Extracted data entries:
_____

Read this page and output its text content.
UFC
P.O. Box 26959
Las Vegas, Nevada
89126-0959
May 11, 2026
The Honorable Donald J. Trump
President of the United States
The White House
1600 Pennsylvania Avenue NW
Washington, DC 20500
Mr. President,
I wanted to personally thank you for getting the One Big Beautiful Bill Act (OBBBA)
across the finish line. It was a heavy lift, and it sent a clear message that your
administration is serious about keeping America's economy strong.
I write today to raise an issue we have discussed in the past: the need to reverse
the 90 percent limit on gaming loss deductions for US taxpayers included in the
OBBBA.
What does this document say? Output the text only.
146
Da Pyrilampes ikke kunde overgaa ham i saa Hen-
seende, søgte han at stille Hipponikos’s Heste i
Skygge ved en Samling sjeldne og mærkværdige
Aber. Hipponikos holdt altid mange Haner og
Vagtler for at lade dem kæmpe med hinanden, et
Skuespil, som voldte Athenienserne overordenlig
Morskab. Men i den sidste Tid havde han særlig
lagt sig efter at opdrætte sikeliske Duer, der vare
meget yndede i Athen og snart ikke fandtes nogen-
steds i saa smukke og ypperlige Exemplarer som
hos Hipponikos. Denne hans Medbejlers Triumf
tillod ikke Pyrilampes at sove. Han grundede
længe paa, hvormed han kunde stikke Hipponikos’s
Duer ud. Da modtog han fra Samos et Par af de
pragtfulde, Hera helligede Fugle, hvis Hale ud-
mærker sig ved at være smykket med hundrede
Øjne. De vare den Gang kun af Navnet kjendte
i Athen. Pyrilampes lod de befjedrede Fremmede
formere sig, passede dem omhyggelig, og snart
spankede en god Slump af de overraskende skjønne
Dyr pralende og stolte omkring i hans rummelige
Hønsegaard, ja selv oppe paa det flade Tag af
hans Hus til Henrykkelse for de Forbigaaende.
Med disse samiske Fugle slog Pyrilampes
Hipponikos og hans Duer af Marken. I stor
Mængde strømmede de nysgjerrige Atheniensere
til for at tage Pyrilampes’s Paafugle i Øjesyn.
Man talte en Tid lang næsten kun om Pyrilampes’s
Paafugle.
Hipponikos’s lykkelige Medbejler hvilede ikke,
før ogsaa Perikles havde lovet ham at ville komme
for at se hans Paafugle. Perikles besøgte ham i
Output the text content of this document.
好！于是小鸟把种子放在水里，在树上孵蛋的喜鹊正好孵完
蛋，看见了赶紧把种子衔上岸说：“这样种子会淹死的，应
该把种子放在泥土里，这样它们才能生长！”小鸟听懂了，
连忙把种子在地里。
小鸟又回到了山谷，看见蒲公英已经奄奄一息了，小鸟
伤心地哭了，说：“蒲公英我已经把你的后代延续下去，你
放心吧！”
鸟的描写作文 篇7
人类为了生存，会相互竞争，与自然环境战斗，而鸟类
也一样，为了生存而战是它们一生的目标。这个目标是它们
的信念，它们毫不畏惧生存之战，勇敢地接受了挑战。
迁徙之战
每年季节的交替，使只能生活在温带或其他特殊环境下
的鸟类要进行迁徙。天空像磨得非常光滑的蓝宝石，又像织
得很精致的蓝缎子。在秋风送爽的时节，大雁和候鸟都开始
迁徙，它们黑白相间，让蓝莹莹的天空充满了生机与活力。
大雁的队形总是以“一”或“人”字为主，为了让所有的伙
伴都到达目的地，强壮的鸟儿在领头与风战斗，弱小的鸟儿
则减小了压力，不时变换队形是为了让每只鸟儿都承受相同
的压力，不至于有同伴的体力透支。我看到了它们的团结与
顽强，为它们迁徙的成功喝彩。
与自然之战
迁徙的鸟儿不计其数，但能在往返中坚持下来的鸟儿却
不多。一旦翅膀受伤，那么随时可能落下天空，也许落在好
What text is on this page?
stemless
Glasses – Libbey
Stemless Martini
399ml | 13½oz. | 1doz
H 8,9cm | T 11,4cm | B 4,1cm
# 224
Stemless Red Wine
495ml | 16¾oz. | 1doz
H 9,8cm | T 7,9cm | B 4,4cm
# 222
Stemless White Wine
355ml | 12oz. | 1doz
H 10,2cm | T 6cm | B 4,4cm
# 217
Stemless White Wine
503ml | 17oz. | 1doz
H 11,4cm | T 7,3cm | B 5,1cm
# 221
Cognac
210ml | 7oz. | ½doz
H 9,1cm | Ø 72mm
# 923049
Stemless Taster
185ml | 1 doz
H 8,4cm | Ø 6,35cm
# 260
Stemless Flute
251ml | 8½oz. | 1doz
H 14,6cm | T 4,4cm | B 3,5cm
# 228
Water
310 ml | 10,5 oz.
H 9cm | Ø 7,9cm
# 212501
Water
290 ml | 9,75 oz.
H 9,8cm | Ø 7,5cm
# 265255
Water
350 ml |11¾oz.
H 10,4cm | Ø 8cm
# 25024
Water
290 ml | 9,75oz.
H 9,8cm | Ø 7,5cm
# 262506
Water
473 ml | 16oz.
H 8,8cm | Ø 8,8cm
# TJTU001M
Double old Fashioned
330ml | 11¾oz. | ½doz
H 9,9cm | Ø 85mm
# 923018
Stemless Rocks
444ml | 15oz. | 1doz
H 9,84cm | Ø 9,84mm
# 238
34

_____

Copy every line from the records above that contains the word "havde".

● THE SOLUTION:
Morskab. Men i den sidste Tid havde han særlig
før ogsaa Perikles havde lovet ham at ville komme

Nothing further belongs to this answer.